* **SET EXERCISE**
Below are the records; pull every line that includes "across".
## BEGIN RECORD EXCERPTS
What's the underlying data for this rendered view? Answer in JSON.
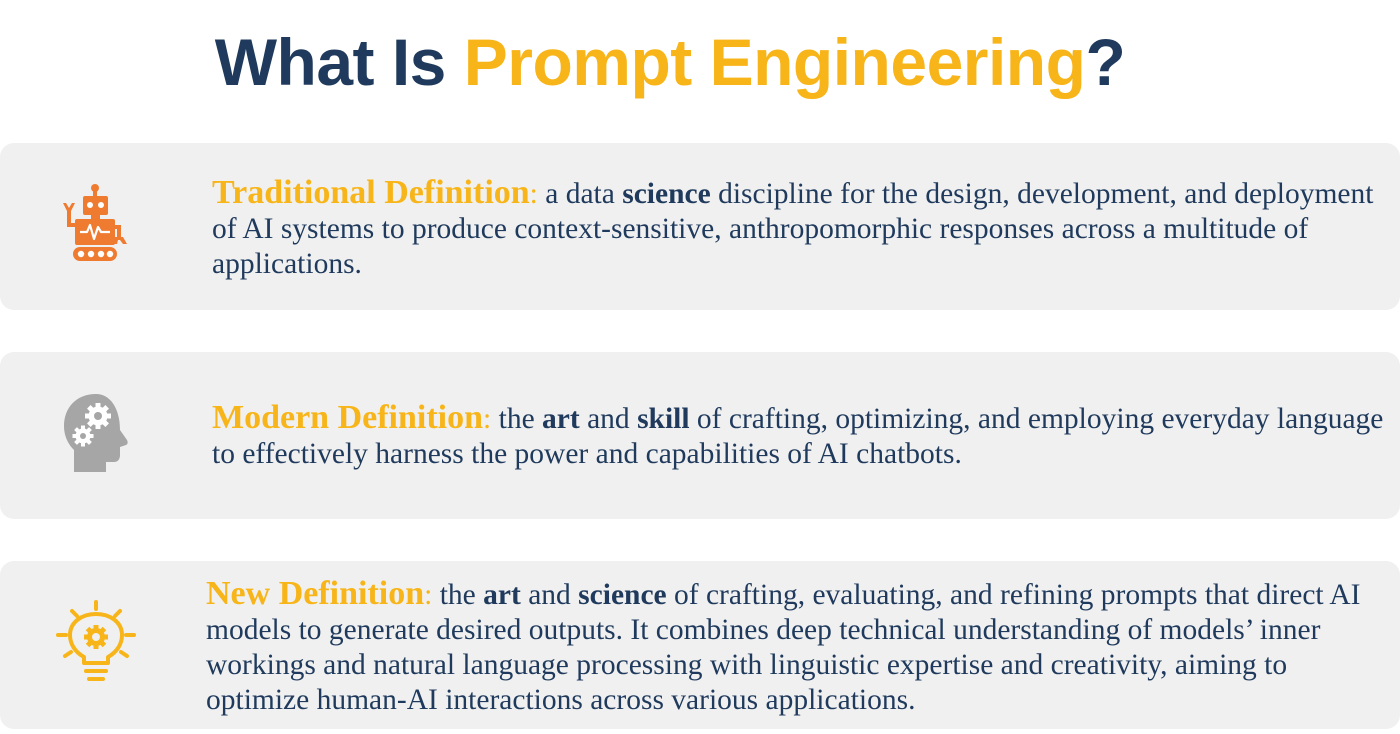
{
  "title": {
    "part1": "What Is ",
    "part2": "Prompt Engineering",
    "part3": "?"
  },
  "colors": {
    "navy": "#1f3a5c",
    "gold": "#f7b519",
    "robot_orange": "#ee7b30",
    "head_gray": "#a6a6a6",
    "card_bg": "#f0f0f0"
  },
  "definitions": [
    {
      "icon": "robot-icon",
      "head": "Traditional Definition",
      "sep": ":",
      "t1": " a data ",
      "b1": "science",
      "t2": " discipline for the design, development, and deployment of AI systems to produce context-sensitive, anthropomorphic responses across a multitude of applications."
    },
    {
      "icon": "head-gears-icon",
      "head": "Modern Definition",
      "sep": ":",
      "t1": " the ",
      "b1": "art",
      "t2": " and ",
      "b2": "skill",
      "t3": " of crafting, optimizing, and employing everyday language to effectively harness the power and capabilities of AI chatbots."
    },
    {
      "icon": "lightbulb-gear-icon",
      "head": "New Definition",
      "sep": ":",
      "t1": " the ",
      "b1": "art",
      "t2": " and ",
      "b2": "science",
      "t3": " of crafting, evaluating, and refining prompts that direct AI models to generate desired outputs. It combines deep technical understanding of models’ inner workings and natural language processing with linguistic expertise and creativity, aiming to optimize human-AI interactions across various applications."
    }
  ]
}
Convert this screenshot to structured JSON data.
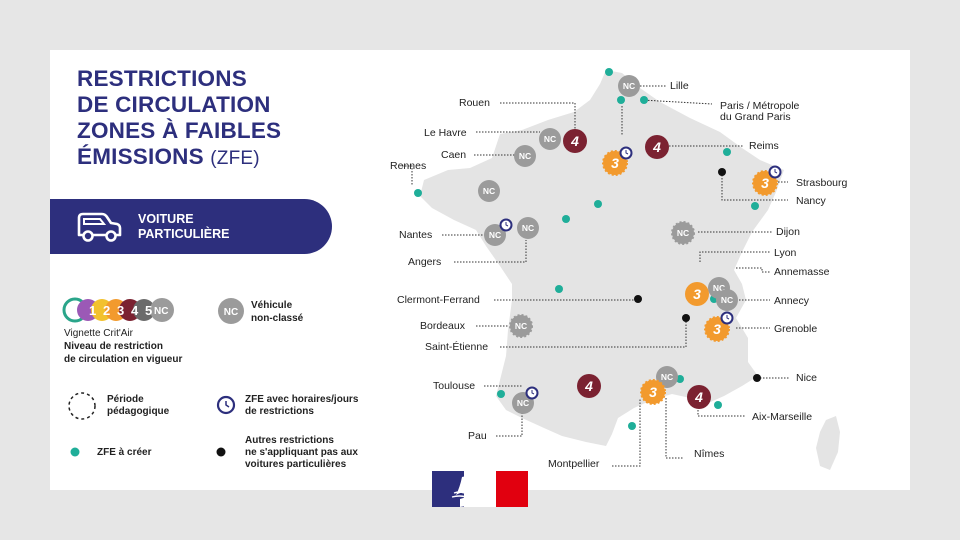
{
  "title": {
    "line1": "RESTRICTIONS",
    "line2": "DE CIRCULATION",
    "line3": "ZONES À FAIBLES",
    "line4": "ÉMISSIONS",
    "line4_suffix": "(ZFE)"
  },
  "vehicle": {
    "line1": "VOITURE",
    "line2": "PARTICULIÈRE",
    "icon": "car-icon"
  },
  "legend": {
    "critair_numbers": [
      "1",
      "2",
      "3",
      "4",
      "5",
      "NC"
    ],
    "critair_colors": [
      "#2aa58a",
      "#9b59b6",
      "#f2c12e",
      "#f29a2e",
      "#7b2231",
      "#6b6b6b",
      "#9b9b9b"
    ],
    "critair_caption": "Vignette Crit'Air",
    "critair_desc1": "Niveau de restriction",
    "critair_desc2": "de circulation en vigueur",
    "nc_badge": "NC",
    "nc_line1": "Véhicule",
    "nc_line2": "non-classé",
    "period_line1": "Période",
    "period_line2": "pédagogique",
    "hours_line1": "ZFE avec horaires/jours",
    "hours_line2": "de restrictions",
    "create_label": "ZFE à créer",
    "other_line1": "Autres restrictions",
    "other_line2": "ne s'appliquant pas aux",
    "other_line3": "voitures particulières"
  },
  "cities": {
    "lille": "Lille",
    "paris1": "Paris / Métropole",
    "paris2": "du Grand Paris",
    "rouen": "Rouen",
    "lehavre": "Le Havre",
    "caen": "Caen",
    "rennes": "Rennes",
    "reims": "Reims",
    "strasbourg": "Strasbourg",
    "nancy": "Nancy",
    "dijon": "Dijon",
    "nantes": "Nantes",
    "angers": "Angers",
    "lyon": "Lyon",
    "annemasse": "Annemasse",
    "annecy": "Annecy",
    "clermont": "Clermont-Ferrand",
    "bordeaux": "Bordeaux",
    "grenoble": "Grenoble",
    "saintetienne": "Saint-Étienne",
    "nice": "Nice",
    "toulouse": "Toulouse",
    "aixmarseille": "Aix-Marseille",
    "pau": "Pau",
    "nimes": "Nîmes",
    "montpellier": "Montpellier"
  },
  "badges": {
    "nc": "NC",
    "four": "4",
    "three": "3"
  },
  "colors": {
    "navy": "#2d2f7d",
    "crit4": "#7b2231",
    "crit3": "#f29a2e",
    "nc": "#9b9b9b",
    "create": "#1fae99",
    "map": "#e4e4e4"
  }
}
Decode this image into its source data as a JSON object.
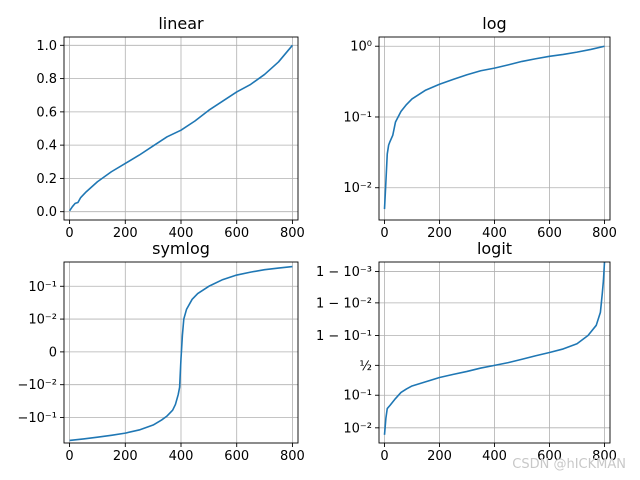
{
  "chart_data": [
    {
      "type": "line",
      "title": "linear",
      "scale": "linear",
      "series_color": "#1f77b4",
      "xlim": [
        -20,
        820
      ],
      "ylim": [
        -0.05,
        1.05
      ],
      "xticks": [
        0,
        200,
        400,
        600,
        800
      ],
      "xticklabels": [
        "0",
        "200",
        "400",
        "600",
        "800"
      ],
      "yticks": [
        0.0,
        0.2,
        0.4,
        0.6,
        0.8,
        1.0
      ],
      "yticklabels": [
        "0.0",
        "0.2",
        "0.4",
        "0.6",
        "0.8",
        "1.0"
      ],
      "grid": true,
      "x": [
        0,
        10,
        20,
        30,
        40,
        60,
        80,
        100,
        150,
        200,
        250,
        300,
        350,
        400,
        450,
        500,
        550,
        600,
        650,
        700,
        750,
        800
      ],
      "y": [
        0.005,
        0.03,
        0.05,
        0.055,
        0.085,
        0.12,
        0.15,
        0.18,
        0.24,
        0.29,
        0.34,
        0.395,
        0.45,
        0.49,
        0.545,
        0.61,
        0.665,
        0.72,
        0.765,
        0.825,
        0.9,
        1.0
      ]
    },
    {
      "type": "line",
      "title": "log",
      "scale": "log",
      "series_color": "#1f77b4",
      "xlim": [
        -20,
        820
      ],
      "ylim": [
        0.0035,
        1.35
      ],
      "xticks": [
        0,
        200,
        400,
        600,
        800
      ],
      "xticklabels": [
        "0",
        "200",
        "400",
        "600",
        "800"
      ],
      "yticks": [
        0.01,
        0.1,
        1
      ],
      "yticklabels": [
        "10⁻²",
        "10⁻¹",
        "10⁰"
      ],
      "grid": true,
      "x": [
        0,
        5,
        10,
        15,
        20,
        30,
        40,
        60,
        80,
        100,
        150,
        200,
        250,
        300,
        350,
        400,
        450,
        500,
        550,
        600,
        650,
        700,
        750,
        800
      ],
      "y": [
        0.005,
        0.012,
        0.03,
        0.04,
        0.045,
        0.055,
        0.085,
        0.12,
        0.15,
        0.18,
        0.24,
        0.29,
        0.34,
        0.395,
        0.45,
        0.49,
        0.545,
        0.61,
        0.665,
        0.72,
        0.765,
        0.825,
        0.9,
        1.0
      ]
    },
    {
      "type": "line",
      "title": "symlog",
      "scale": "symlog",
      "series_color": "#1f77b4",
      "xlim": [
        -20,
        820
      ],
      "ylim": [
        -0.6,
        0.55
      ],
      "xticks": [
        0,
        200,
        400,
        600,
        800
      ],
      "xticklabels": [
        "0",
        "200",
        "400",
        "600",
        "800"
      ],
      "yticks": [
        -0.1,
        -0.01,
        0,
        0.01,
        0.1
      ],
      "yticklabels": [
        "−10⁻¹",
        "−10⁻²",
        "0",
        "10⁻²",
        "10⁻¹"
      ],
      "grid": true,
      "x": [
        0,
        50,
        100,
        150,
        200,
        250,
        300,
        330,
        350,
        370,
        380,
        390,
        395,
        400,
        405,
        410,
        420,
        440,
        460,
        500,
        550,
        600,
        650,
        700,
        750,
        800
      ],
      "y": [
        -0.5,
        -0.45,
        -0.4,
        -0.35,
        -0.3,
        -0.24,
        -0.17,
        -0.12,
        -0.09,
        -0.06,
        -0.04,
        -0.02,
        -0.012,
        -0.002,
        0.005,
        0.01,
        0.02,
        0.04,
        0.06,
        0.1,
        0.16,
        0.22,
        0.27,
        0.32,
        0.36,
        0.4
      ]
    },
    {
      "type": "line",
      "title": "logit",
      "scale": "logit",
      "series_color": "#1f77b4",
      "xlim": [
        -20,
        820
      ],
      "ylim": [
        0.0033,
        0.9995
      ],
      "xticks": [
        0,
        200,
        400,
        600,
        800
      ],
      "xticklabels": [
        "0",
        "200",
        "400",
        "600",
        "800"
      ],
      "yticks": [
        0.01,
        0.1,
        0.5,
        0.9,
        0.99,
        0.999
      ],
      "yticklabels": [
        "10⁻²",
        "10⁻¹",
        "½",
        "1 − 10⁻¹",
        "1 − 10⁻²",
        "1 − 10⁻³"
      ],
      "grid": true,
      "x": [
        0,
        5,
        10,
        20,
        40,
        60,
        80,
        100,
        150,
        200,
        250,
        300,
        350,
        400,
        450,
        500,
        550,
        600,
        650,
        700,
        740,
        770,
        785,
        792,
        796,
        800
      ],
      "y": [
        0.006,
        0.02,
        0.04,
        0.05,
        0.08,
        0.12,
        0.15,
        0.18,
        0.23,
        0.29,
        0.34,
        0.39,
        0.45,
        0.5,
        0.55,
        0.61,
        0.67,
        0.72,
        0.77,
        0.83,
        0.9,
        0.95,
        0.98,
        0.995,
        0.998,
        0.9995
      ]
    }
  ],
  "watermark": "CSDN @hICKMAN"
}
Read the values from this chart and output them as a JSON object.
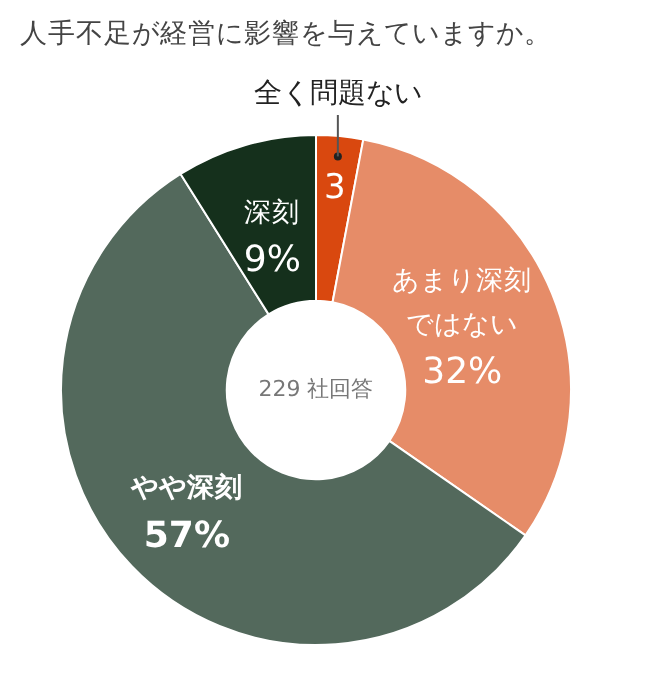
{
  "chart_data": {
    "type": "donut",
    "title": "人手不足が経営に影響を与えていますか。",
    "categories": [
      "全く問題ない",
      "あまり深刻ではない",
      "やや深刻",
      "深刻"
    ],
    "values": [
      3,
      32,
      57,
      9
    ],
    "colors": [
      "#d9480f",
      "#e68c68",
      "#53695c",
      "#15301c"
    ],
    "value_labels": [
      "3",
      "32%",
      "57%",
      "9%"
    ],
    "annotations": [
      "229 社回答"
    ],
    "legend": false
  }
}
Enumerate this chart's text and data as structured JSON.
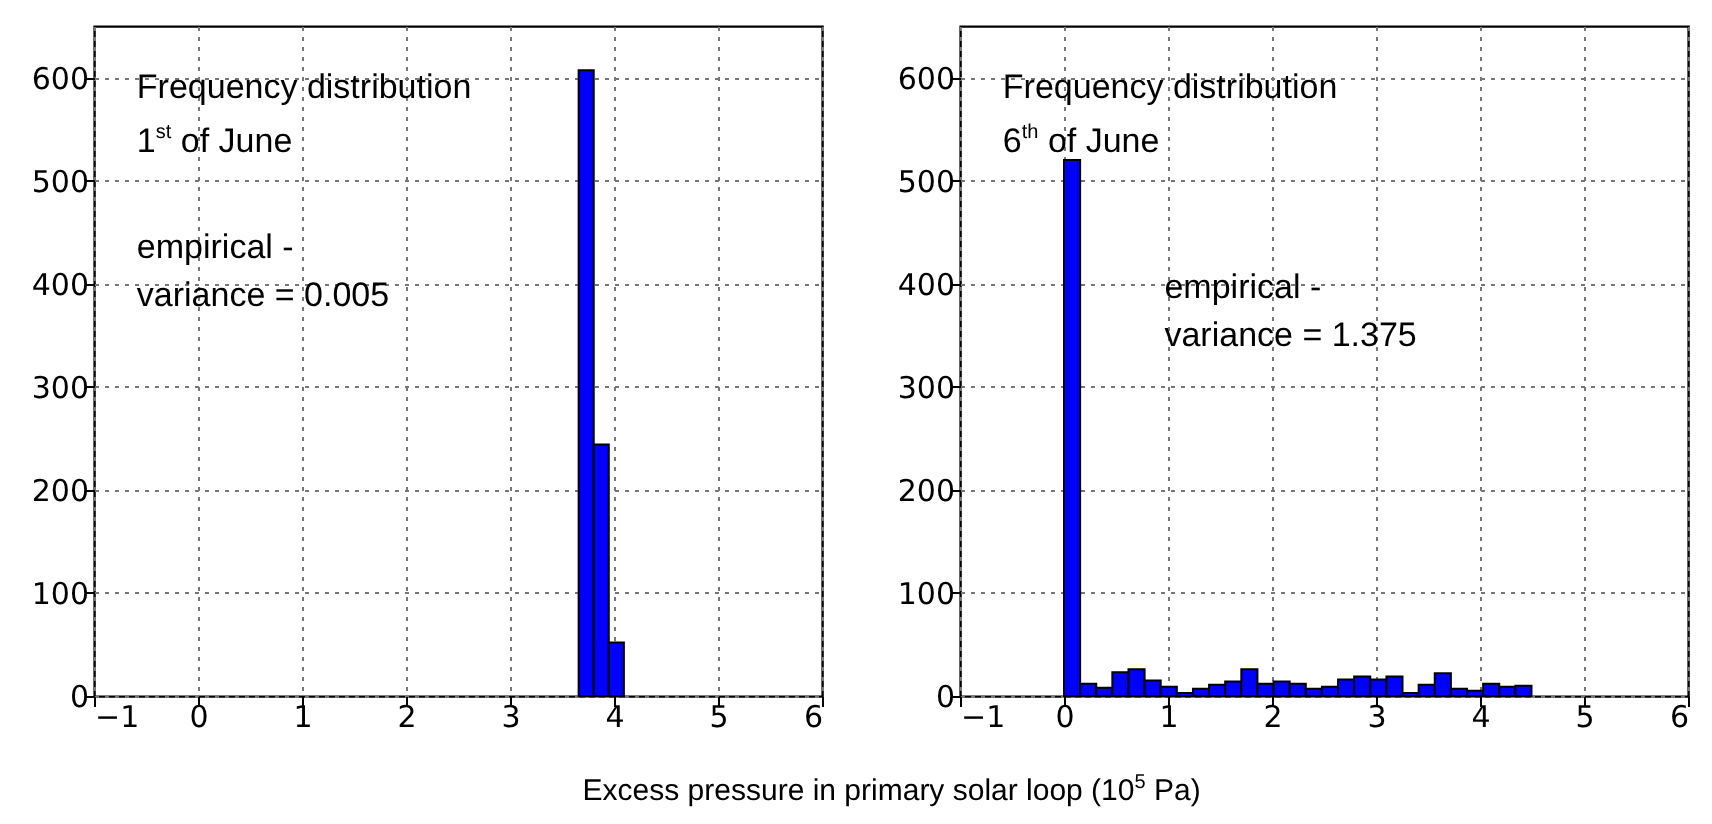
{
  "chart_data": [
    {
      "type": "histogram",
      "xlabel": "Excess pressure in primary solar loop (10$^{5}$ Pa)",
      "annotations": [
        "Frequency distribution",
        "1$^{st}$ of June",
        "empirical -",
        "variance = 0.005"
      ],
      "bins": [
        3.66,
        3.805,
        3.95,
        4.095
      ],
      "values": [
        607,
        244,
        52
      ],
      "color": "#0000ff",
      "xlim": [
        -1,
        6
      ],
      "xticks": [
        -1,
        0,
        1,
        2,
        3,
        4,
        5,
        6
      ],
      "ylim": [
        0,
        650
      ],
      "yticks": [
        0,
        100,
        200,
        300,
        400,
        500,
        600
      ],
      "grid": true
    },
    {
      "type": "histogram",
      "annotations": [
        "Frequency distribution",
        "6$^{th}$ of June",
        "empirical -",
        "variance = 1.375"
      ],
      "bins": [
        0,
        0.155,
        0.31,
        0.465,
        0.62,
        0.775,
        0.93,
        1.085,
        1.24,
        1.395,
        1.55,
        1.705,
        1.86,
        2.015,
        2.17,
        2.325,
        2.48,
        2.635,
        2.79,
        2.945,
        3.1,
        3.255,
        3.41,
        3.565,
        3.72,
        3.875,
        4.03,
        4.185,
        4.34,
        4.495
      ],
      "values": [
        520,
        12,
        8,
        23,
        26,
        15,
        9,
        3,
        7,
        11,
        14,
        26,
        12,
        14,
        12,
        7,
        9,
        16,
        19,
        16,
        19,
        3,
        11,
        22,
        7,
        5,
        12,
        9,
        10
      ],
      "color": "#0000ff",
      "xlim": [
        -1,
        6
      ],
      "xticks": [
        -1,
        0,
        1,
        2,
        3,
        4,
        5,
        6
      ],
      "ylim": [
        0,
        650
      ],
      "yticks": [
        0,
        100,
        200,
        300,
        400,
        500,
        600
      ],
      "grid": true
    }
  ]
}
## END RECORD EXCERPTS
* **CORRECT OUTPUT**
      "t2": " discipline for the design, development, and deployment of AI systems to produce context-sensitive, anthropomorphic responses across a multitude of applications."
      "t3": " of crafting, evaluating, and refining prompts that direct AI models to generate desired outputs. It combines deep technical understanding of models’ inner workings and natural language processing with linguistic expertise and creativity, aiming to optimize human-AI interactions across various applications."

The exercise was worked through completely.